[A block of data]
------------

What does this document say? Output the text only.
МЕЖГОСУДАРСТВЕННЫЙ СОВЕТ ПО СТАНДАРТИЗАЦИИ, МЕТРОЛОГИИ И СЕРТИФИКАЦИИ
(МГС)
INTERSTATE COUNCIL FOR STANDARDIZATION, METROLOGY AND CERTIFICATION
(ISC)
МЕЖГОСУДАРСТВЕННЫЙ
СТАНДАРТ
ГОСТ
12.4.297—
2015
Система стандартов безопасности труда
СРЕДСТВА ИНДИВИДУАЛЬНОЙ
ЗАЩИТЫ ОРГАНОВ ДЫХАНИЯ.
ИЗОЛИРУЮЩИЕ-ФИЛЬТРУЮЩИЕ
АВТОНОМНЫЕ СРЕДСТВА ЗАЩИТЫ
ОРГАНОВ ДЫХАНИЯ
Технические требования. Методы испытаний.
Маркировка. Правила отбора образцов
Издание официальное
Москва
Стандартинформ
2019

------------

## Goal
Repeat the data precisely, reproducing every entry.

## Exercise solution
What does this document say? Output the text only.
МЕЖГОСУДАРСТВЕННЫЙ СОВЕТ ПО СТАНДАРТИЗАЦИИ, МЕТРОЛОГИИ И СЕРТИФИКАЦИИ
(МГС)
INTERSTATE COUNCIL FOR STANDARDIZATION, METROLOGY AND CERTIFICATION
(ISC)
МЕЖГОСУДАРСТВЕННЫЙ
СТАНДАРТ
ГОСТ
12.4.297—
2015
Система стандартов безопасности труда
СРЕДСТВА ИНДИВИДУАЛЬНОЙ
ЗАЩИТЫ ОРГАНОВ ДЫХАНИЯ.
ИЗОЛИРУЮЩИЕ-ФИЛЬТРУЮЩИЕ
АВТОНОМНЫЕ СРЕДСТВА ЗАЩИТЫ
ОРГАНОВ ДЫХАНИЯ
Технические требования. Методы испытаний.
Маркировка. Правила отбора образцов
Издание официальное
Москва
Стандартинформ
2019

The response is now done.